[Start EXERCISE INPUTS]
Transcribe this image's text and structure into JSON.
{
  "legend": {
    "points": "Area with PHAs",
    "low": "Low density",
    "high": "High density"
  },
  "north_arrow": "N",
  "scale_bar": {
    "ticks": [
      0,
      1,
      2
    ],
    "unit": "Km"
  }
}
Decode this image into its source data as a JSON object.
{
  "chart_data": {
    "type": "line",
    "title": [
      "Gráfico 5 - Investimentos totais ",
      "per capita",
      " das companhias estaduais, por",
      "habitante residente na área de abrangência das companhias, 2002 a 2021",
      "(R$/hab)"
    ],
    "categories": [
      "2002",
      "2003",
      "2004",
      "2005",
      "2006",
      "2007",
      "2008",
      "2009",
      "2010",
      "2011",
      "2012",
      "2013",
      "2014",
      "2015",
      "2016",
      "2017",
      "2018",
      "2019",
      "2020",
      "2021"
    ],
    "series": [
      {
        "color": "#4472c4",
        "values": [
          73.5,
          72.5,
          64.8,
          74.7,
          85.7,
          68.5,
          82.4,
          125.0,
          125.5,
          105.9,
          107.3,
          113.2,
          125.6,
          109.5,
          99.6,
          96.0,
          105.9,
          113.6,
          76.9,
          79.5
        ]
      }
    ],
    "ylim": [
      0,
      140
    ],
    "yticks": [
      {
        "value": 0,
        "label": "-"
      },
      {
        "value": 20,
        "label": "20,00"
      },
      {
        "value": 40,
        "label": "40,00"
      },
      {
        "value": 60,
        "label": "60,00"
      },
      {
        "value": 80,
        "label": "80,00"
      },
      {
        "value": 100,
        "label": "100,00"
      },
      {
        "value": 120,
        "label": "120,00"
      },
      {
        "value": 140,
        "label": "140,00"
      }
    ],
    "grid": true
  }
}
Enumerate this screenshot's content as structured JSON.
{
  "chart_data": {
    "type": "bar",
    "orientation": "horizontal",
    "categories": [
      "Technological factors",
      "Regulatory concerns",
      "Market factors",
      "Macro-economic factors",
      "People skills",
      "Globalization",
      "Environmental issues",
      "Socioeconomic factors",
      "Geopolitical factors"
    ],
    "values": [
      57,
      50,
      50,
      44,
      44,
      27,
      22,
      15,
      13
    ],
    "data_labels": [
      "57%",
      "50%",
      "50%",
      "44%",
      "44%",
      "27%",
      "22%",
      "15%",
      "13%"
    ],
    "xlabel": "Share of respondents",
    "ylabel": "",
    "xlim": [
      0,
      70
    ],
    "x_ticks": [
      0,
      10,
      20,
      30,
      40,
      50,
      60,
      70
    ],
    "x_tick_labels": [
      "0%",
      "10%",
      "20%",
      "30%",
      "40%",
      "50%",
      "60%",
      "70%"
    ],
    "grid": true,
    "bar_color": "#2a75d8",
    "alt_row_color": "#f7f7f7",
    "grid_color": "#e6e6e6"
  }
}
[End EXERCISE INPUTS]
## WHAT IS NEEDED
Return each line that includes "into".

## TASK SOLUTION
Transcribe this image's text and structure into JSON.
Decode this image into its source data as a JSON object.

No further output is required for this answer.